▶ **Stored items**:
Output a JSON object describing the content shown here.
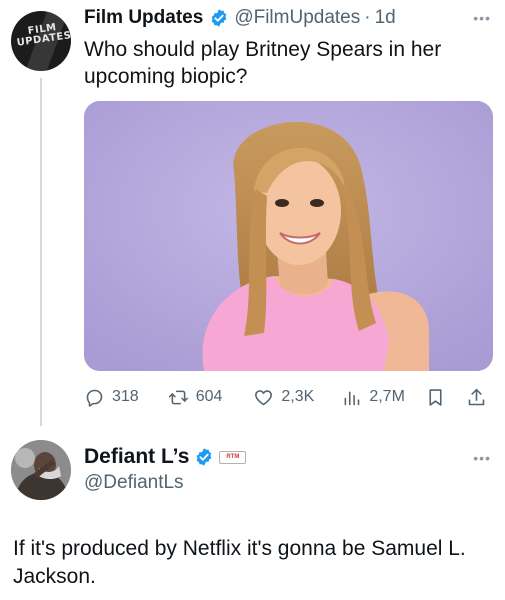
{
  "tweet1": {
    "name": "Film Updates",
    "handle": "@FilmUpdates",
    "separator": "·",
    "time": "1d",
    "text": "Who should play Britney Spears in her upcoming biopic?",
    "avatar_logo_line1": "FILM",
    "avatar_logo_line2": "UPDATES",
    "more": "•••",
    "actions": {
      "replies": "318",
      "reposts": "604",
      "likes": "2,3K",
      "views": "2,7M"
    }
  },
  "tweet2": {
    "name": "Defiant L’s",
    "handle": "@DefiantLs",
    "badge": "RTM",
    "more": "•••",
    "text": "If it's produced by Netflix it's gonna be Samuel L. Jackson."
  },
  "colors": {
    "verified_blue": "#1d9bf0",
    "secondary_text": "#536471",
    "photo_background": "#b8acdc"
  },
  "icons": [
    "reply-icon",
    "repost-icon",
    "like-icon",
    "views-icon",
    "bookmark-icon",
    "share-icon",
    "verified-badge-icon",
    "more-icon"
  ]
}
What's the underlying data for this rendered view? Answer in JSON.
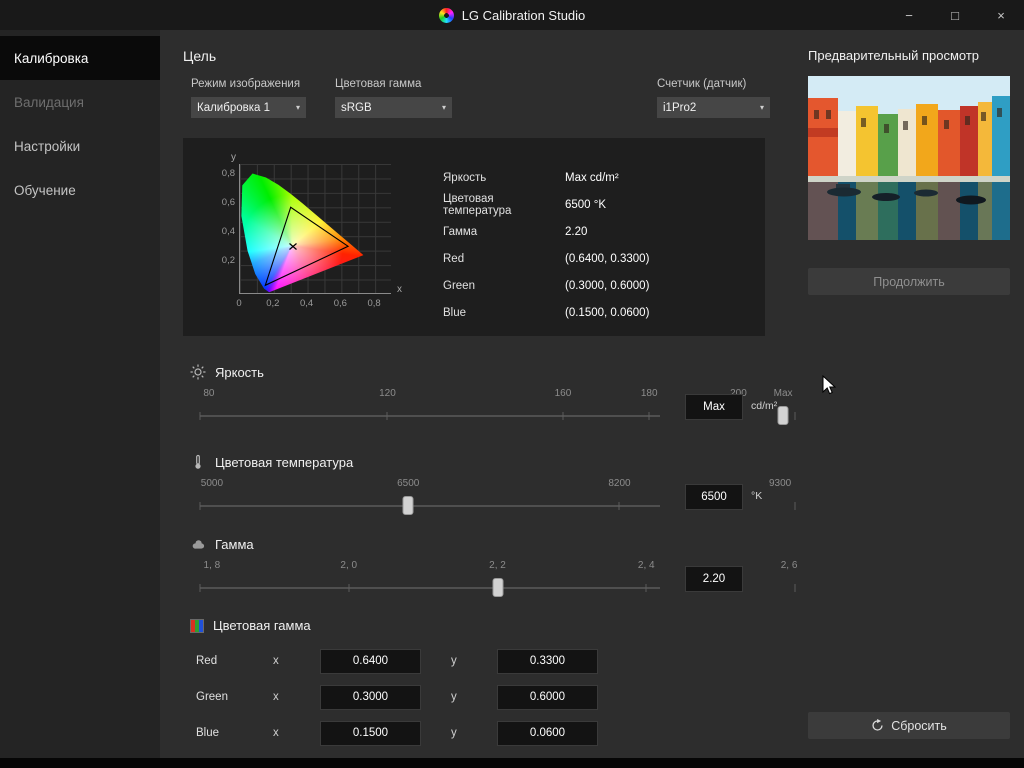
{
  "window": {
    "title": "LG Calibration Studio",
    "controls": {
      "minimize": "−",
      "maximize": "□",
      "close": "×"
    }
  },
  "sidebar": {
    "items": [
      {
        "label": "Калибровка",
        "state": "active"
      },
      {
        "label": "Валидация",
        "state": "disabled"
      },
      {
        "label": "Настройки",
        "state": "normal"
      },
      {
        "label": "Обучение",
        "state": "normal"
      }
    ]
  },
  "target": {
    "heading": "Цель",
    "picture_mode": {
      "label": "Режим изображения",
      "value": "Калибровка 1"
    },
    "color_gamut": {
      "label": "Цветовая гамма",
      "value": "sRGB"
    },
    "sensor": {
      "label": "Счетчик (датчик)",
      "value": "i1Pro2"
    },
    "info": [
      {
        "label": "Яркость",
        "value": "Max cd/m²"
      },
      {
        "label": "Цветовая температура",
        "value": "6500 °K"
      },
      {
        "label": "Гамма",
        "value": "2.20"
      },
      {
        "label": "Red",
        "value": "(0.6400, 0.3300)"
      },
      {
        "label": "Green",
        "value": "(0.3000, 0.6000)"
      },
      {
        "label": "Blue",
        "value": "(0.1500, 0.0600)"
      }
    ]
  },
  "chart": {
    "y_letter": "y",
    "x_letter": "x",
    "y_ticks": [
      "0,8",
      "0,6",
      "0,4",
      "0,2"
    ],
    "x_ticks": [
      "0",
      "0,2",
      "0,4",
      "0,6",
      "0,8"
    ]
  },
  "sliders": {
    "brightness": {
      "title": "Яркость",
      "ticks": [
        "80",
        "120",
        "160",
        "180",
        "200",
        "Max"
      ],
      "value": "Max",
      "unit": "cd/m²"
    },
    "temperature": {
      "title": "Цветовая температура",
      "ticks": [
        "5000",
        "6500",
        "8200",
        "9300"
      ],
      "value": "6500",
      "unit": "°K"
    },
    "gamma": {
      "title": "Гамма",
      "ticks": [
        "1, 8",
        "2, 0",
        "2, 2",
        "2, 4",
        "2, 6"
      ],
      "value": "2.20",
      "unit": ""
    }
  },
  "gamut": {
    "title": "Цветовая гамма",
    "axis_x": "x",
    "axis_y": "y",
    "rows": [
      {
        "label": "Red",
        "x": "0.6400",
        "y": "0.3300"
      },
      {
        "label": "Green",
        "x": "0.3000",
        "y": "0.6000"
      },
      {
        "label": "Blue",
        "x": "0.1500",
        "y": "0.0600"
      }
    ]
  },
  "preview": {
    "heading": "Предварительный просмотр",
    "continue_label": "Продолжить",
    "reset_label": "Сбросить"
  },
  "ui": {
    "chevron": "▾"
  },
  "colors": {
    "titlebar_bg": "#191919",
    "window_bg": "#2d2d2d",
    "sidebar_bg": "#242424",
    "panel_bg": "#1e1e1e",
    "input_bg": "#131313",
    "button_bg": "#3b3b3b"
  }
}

▶ **WORK TO COMPLETE**: Retype the data above exactly; pictures are not part of the copy.

▶ **TASK RESPONSE**:
Output a JSON object describing the content shown here.
{
  "tweet1": {
    "name": "Film Updates",
    "handle": "@FilmUpdates",
    "separator": "·",
    "time": "1d",
    "text": "Who should play Britney Spears in her upcoming biopic?",
    "avatar_logo_line1": "FILM",
    "avatar_logo_line2": "UPDATES",
    "more": "•••",
    "actions": {
      "replies": "318",
      "reposts": "604",
      "likes": "2,3K",
      "views": "2,7M"
    }
  },
  "tweet2": {
    "name": "Defiant L’s",
    "handle": "@DefiantLs",
    "badge": "RTM",
    "more": "•••",
    "text": "If it's produced by Netflix it's gonna be Samuel L. Jackson."
  },
  "colors": {
    "verified_blue": "#1d9bf0",
    "secondary_text": "#536471",
    "photo_background": "#b8acdc"
  },
  "icons": [
    "reply-icon",
    "repost-icon",
    "like-icon",
    "views-icon",
    "bookmark-icon",
    "share-icon",
    "verified-badge-icon",
    "more-icon"
  ]
}
What's the underlying data for this rendered view? Answer in JSON.
{
  "window": {
    "title": "LG Calibration Studio",
    "controls": {
      "minimize": "−",
      "maximize": "□",
      "close": "×"
    }
  },
  "sidebar": {
    "items": [
      {
        "label": "Калибровка",
        "state": "active"
      },
      {
        "label": "Валидация",
        "state": "disabled"
      },
      {
        "label": "Настройки",
        "state": "normal"
      },
      {
        "label": "Обучение",
        "state": "normal"
      }
    ]
  },
  "target": {
    "heading": "Цель",
    "picture_mode": {
      "label": "Режим изображения",
      "value": "Калибровка 1"
    },
    "color_gamut": {
      "label": "Цветовая гамма",
      "value": "sRGB"
    },
    "sensor": {
      "label": "Счетчик (датчик)",
      "value": "i1Pro2"
    },
    "info": [
      {
        "label": "Яркость",
        "value": "Max cd/m²"
      },
      {
        "label": "Цветовая температура",
        "value": "6500 °K"
      },
      {
        "label": "Гамма",
        "value": "2.20"
      },
      {
        "label": "Red",
        "value": "(0.6400, 0.3300)"
      },
      {
        "label": "Green",
        "value": "(0.3000, 0.6000)"
      },
      {
        "label": "Blue",
        "value": "(0.1500, 0.0600)"
      }
    ]
  },
  "chart": {
    "y_letter": "y",
    "x_letter": "x",
    "y_ticks": [
      "0,8",
      "0,6",
      "0,4",
      "0,2"
    ],
    "x_ticks": [
      "0",
      "0,2",
      "0,4",
      "0,6",
      "0,8"
    ]
  },
  "sliders": {
    "brightness": {
      "title": "Яркость",
      "ticks": [
        "80",
        "120",
        "160",
        "180",
        "200",
        "Max"
      ],
      "value": "Max",
      "unit": "cd/m²"
    },
    "temperature": {
      "title": "Цветовая температура",
      "ticks": [
        "5000",
        "6500",
        "8200",
        "9300"
      ],
      "value": "6500",
      "unit": "°K"
    },
    "gamma": {
      "title": "Гамма",
      "ticks": [
        "1, 8",
        "2, 0",
        "2, 2",
        "2, 4",
        "2, 6"
      ],
      "value": "2.20",
      "unit": ""
    }
  },
  "gamut": {
    "title": "Цветовая гамма",
    "axis_x": "x",
    "axis_y": "y",
    "rows": [
      {
        "label": "Red",
        "x": "0.6400",
        "y": "0.3300"
      },
      {
        "label": "Green",
        "x": "0.3000",
        "y": "0.6000"
      },
      {
        "label": "Blue",
        "x": "0.1500",
        "y": "0.0600"
      }
    ]
  },
  "preview": {
    "heading": "Предварительный просмотр",
    "continue_label": "Продолжить",
    "reset_label": "Сбросить"
  },
  "ui": {
    "chevron": "▾"
  },
  "colors": {
    "titlebar_bg": "#191919",
    "window_bg": "#2d2d2d",
    "sidebar_bg": "#242424",
    "panel_bg": "#1e1e1e",
    "input_bg": "#131313",
    "button_bg": "#3b3b3b"
  }
}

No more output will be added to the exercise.